● MATERIAL SUPPLIED:
————
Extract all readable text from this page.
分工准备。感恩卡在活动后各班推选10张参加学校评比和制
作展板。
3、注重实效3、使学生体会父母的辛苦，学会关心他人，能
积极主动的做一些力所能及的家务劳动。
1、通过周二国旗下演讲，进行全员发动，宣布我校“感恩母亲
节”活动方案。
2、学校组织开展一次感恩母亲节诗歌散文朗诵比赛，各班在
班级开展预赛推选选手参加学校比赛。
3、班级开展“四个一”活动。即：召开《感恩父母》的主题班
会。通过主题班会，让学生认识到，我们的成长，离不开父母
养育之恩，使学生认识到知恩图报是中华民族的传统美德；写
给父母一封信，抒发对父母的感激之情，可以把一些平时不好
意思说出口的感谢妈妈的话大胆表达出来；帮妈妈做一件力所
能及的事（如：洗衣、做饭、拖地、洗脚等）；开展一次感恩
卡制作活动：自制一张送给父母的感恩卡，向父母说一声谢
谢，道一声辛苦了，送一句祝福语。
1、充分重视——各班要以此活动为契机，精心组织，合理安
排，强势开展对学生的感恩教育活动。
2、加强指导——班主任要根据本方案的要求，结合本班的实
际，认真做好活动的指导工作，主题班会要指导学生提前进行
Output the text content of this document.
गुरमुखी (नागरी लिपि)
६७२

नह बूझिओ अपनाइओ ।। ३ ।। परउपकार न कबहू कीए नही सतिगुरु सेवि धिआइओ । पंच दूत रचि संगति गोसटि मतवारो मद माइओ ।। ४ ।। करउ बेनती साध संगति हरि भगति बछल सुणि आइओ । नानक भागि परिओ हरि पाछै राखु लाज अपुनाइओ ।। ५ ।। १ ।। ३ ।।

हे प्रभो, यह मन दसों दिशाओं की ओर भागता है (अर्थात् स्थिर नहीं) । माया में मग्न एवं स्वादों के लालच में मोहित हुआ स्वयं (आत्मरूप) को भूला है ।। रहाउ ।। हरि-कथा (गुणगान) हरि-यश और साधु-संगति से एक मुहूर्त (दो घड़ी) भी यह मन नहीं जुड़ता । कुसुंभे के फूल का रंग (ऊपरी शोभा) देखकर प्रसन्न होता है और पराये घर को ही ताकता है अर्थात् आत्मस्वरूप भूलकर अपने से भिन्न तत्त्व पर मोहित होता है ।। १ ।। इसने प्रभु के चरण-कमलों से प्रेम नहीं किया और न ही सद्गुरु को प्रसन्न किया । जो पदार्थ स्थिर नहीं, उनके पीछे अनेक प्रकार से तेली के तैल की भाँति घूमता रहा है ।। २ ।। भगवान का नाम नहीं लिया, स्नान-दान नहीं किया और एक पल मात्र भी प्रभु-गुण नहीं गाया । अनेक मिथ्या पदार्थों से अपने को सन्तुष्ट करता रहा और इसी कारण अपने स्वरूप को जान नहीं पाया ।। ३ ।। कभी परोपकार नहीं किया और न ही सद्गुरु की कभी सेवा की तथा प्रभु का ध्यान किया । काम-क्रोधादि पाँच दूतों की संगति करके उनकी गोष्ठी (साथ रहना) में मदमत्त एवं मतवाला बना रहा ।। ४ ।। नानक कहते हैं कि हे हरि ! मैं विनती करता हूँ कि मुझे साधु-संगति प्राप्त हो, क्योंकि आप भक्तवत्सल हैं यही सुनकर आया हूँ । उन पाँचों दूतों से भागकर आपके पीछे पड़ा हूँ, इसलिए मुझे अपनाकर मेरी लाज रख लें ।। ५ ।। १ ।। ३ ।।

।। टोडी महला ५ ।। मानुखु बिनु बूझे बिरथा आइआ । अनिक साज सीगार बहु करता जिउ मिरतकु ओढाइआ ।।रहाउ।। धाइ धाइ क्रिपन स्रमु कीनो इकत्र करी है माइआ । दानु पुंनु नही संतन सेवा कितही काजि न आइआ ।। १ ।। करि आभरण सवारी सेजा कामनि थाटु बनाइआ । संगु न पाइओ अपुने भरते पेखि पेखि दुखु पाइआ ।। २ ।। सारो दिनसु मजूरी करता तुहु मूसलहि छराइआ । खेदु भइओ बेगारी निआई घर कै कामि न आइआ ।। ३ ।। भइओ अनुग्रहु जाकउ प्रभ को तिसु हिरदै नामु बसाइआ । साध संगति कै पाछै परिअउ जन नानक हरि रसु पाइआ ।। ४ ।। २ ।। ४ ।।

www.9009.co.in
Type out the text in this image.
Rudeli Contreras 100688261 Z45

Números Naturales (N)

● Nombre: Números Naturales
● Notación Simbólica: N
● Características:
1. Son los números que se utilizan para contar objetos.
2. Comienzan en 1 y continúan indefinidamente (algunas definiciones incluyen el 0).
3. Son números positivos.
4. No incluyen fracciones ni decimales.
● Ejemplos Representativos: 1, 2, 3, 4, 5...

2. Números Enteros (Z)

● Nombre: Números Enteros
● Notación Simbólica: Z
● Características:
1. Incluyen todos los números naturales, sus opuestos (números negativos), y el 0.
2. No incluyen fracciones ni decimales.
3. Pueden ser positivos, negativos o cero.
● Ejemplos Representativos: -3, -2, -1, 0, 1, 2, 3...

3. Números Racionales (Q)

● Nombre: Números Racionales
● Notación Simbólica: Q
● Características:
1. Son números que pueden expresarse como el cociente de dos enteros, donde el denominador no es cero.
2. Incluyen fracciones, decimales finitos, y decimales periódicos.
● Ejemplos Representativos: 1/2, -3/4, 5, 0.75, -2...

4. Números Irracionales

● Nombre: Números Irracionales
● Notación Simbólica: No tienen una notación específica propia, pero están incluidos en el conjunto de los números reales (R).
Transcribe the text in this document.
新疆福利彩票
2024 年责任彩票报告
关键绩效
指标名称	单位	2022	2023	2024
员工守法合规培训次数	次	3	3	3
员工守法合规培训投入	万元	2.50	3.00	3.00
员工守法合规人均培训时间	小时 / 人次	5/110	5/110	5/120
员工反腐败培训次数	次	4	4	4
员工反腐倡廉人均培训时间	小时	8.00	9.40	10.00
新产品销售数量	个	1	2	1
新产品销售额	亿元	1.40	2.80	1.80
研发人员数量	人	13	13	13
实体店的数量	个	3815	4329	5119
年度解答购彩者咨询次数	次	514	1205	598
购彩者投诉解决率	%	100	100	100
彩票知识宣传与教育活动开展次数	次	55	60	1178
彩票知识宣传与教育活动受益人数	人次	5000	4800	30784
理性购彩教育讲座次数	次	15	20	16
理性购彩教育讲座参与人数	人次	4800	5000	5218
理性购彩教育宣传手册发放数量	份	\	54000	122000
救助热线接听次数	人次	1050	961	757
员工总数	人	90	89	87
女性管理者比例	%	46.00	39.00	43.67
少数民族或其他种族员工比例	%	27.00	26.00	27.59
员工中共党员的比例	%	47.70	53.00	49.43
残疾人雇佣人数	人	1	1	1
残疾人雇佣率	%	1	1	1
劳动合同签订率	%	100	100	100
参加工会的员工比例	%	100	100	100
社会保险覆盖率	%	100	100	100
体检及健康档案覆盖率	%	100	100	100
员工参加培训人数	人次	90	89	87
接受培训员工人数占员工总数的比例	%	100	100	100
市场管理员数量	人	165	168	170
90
————
● DO THIS:
Pull out the lines above in which the word "positivos" appears.

● ANSWER FOR THIS EXERCISE:
3. Son números positivos.
3. Pueden ser positivos, negativos o cero.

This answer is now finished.